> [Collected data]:
---

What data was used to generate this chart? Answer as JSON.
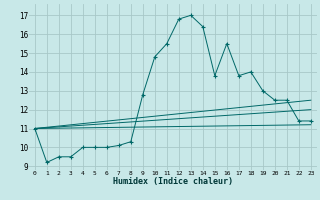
{
  "xlabel": "Humidex (Indice chaleur)",
  "bg_color": "#c8e8e8",
  "grid_color": "#a8c8c8",
  "line_color": "#006868",
  "xlim": [
    -0.5,
    23.5
  ],
  "ylim": [
    8.8,
    17.6
  ],
  "yticks": [
    9,
    10,
    11,
    12,
    13,
    14,
    15,
    16,
    17
  ],
  "xticks": [
    0,
    1,
    2,
    3,
    4,
    5,
    6,
    7,
    8,
    9,
    10,
    11,
    12,
    13,
    14,
    15,
    16,
    17,
    18,
    19,
    20,
    21,
    22,
    23
  ],
  "xtick_labels": [
    "0",
    "1",
    "2",
    "3",
    "4",
    "5",
    "6",
    "7",
    "8",
    "9",
    "10",
    "11",
    "12",
    "13",
    "14",
    "15",
    "16",
    "17",
    "18",
    "19",
    "20",
    "21",
    "22",
    "23"
  ],
  "series_main": {
    "x": [
      0,
      1,
      2,
      3,
      4,
      5,
      6,
      7,
      8,
      9,
      10,
      11,
      12,
      13,
      14,
      15,
      16,
      17,
      18,
      19,
      20,
      21,
      22,
      23
    ],
    "y": [
      11.0,
      9.2,
      9.5,
      9.5,
      10.0,
      10.0,
      10.0,
      10.1,
      10.3,
      12.8,
      14.8,
      15.5,
      16.8,
      17.0,
      16.4,
      13.8,
      15.5,
      13.8,
      14.0,
      13.0,
      12.5,
      12.5,
      11.4,
      11.4
    ]
  },
  "series_lines": [
    {
      "x": [
        0,
        23
      ],
      "y": [
        11.0,
        11.2
      ]
    },
    {
      "x": [
        0,
        23
      ],
      "y": [
        11.0,
        12.5
      ]
    },
    {
      "x": [
        0,
        23
      ],
      "y": [
        11.0,
        12.0
      ]
    }
  ]
}
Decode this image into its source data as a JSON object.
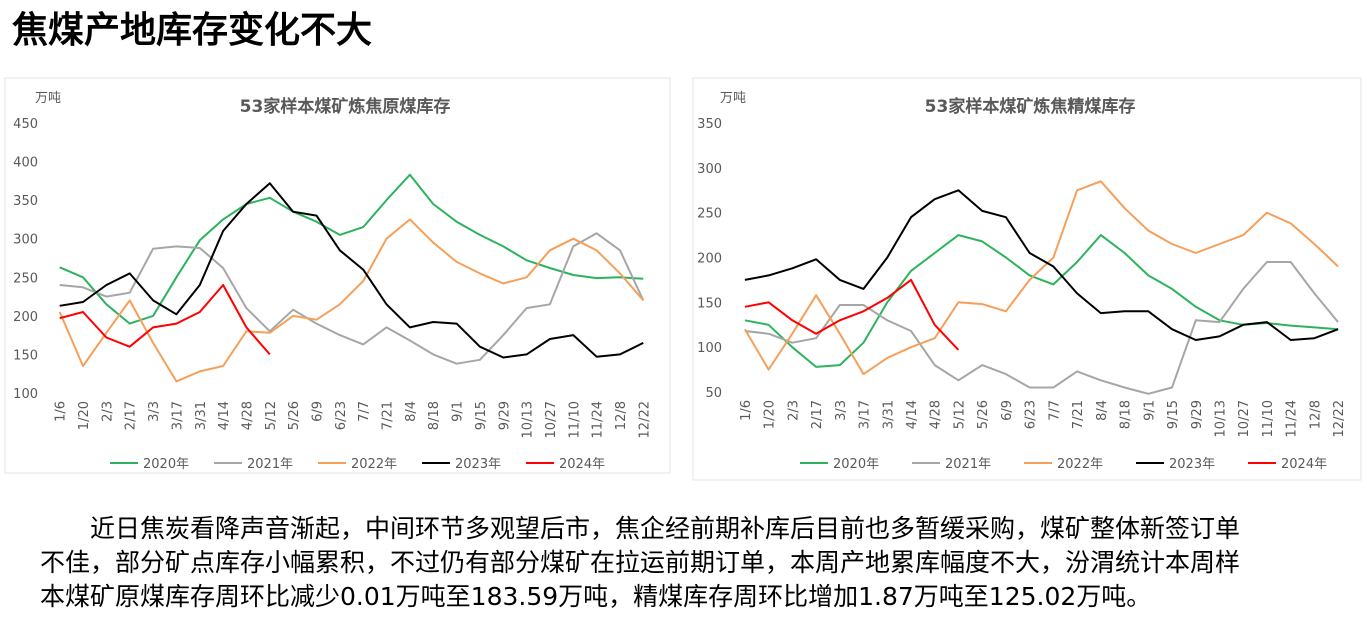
{
  "header": {
    "title": "焦煤产地库存变化不大"
  },
  "chart_data": [
    {
      "type": "line",
      "title": "53家样本煤矿炼焦原煤库存",
      "y_label": "万吨",
      "categories": [
        "1/6",
        "1/20",
        "2/3",
        "2/17",
        "3/3",
        "3/17",
        "3/31",
        "4/14",
        "4/28",
        "5/12",
        "5/26",
        "6/9",
        "6/23",
        "7/7",
        "7/21",
        "8/4",
        "8/18",
        "9/1",
        "9/15",
        "9/29",
        "10/13",
        "10/27",
        "11/10",
        "11/24",
        "12/8",
        "12/22"
      ],
      "ylim": [
        100,
        450
      ],
      "yticks": [
        100,
        150,
        200,
        250,
        300,
        350,
        400,
        450
      ],
      "grid": false,
      "series": [
        {
          "name": "2020年",
          "color": "#2db35d",
          "values": [
            263,
            250,
            215,
            190,
            200,
            250,
            298,
            325,
            345,
            353,
            335,
            322,
            305,
            315,
            350,
            383,
            345,
            322,
            305,
            290,
            272,
            262,
            253,
            249,
            250,
            248
          ]
        },
        {
          "name": "2021年",
          "color": "#a6a6a6",
          "values": [
            240,
            237,
            225,
            230,
            287,
            290,
            288,
            262,
            210,
            180,
            208,
            190,
            175,
            163,
            185,
            168,
            150,
            138,
            143,
            175,
            210,
            215,
            290,
            307,
            285,
            220
          ]
        },
        {
          "name": "2022年",
          "color": "#f5a05a",
          "values": [
            205,
            135,
            178,
            220,
            165,
            115,
            128,
            135,
            180,
            178,
            200,
            195,
            215,
            245,
            300,
            325,
            295,
            270,
            255,
            242,
            250,
            285,
            300,
            285,
            255,
            220
          ]
        },
        {
          "name": "2023年",
          "color": "#000000",
          "values": [
            213,
            218,
            240,
            255,
            220,
            202,
            240,
            310,
            345,
            372,
            335,
            330,
            285,
            260,
            215,
            185,
            192,
            190,
            160,
            146,
            150,
            170,
            175,
            147,
            150,
            165
          ]
        },
        {
          "name": "2024年",
          "color": "#ff0000",
          "values": [
            197,
            205,
            172,
            160,
            185,
            190,
            205,
            240,
            185,
            150,
            null,
            null,
            null,
            null,
            null,
            null,
            null,
            null,
            null,
            null,
            null,
            null,
            null,
            null,
            null,
            null
          ]
        }
      ]
    },
    {
      "type": "line",
      "title": "53家样本煤矿炼焦精煤库存",
      "y_label": "万吨",
      "categories": [
        "1/6",
        "1/20",
        "2/3",
        "2/17",
        "3/3",
        "3/17",
        "3/31",
        "4/14",
        "4/28",
        "5/12",
        "5/26",
        "6/9",
        "6/23",
        "7/7",
        "7/21",
        "8/4",
        "8/18",
        "9/1",
        "9/15",
        "9/29",
        "10/13",
        "10/27",
        "11/10",
        "11/24",
        "12/8",
        "12/22"
      ],
      "ylim": [
        50,
        350
      ],
      "yticks": [
        50,
        100,
        150,
        200,
        250,
        300,
        350
      ],
      "grid": false,
      "series": [
        {
          "name": "2020年",
          "color": "#2db35d",
          "values": [
            130,
            125,
            100,
            78,
            80,
            105,
            150,
            185,
            205,
            225,
            218,
            200,
            180,
            170,
            195,
            225,
            205,
            180,
            165,
            145,
            130,
            125,
            127,
            124,
            122,
            120
          ]
        },
        {
          "name": "2021年",
          "color": "#a6a6a6",
          "values": [
            118,
            115,
            105,
            110,
            147,
            147,
            130,
            118,
            80,
            63,
            80,
            70,
            55,
            55,
            73,
            63,
            55,
            48,
            55,
            130,
            128,
            165,
            195,
            195,
            160,
            128
          ]
        },
        {
          "name": "2022年",
          "color": "#f5a05a",
          "values": [
            120,
            75,
            115,
            158,
            115,
            70,
            88,
            100,
            110,
            150,
            148,
            140,
            175,
            200,
            275,
            285,
            255,
            230,
            215,
            205,
            215,
            225,
            250,
            238,
            215,
            190
          ]
        },
        {
          "name": "2023年",
          "color": "#000000",
          "values": [
            175,
            180,
            188,
            198,
            175,
            165,
            200,
            245,
            265,
            275,
            252,
            245,
            205,
            190,
            160,
            138,
            140,
            140,
            120,
            108,
            112,
            125,
            128,
            108,
            110,
            120
          ]
        },
        {
          "name": "2024年",
          "color": "#ff0000",
          "values": [
            145,
            150,
            130,
            115,
            130,
            140,
            155,
            175,
            125,
            97,
            null,
            null,
            null,
            null,
            null,
            null,
            null,
            null,
            null,
            null,
            null,
            null,
            null,
            null,
            null,
            null
          ]
        }
      ]
    }
  ],
  "paragraph": [
    "近日焦炭看降声音渐起，中间环节多观望后市，焦企经前期补库后目前也多暂缓采购，煤矿整体新签订单",
    "不佳，部分矿点库存小幅累积，不过仍有部分煤矿在拉运前期订单，本周产地累库幅度不大，汾渭统计本周样",
    "本煤矿原煤库存周环比减少0.01万吨至183.59万吨，精煤库存周环比增加1.87万吨至125.02万吨。"
  ]
}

---

> [EXERCISE]:
Locate the word "this" in the data above. Copy every line carrying it.

> [SOLUTION BELOW]:
What data was used to generate this chart? Answer as JSON.
Decode this image into its source data as a JSON object.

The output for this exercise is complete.